[Written problem] Pictures stay out of your copy, but everything else in the records below must be repeated exactly.

[Task input]

※

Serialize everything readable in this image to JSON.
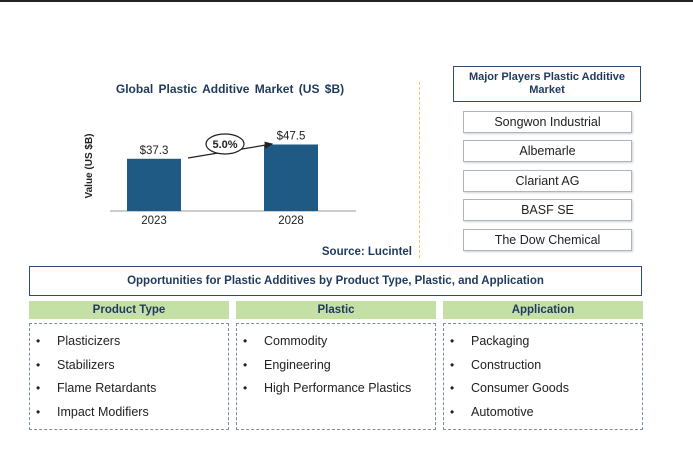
{
  "chart_data": {
    "type": "bar",
    "title": "Global Plastic Additive Market (US $B)",
    "ylabel": "Value (US $B)",
    "categories": [
      "2023",
      "2028"
    ],
    "values": [
      37.3,
      47.5
    ],
    "value_labels": [
      "$37.3",
      "$47.5"
    ],
    "annotation": "5.0%",
    "bar_color": "#1f5a85",
    "ylim": [
      0,
      60
    ],
    "source": "Source: Lucintel"
  },
  "players": {
    "title": "Major Players Plastic Additive Market",
    "items": [
      "Songwon Industrial",
      "Albemarle",
      "Clariant AG",
      "BASF SE",
      "The Dow Chemical"
    ]
  },
  "opportunities": {
    "title": "Opportunities for Plastic Additives by Product Type, Plastic, and Application",
    "columns": [
      {
        "header": "Product Type",
        "items": [
          "Plasticizers",
          "Stabilizers",
          "Flame Retardants",
          "Impact Modifiers"
        ]
      },
      {
        "header": "Plastic",
        "items": [
          "Commodity",
          "Engineering",
          "High Performance Plastics"
        ]
      },
      {
        "header": "Application",
        "items": [
          "Packaging",
          "Construction",
          "Consumer Goods",
          "Automotive"
        ]
      }
    ]
  },
  "colors": {
    "header_green": "#c4e0a4",
    "navy": "#1f3a5c",
    "divider_yellow": "#e8c86a"
  }
}
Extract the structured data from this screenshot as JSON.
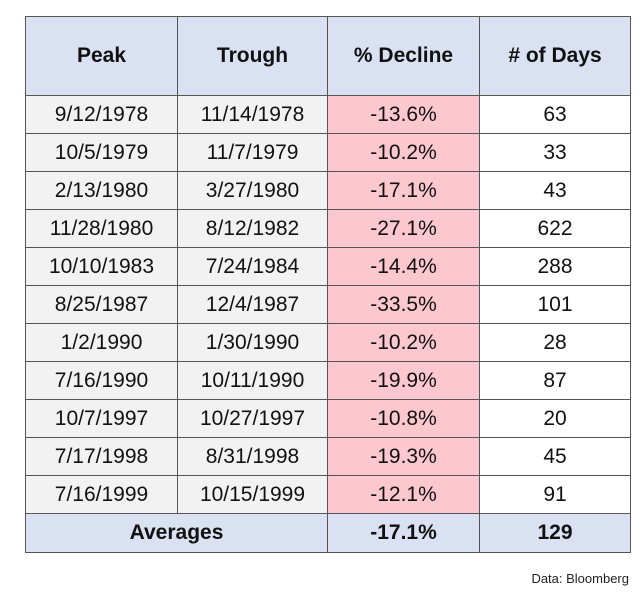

※

[Correct answer]
Serialize everything readable in this image to JSON.
{
  "chart_data": {
    "type": "bar",
    "title": "Global Plastic Additive Market (US $B)",
    "ylabel": "Value (US $B)",
    "categories": [
      "2023",
      "2028"
    ],
    "values": [
      37.3,
      47.5
    ],
    "value_labels": [
      "$37.3",
      "$47.5"
    ],
    "annotation": "5.0%",
    "bar_color": "#1f5a85",
    "ylim": [
      0,
      60
    ],
    "source": "Source: Lucintel"
  },
  "players": {
    "title": "Major Players Plastic Additive Market",
    "items": [
      "Songwon Industrial",
      "Albemarle",
      "Clariant AG",
      "BASF SE",
      "The Dow Chemical"
    ]
  },
  "opportunities": {
    "title": "Opportunities for Plastic Additives by Product Type, Plastic, and Application",
    "columns": [
      {
        "header": "Product Type",
        "items": [
          "Plasticizers",
          "Stabilizers",
          "Flame Retardants",
          "Impact Modifiers"
        ]
      },
      {
        "header": "Plastic",
        "items": [
          "Commodity",
          "Engineering",
          "High Performance Plastics"
        ]
      },
      {
        "header": "Application",
        "items": [
          "Packaging",
          "Construction",
          "Consumer Goods",
          "Automotive"
        ]
      }
    ]
  },
  "colors": {
    "header_green": "#c4e0a4",
    "navy": "#1f3a5c",
    "divider_yellow": "#e8c86a"
  }
}
Extract the structured data from this screenshot as JSON.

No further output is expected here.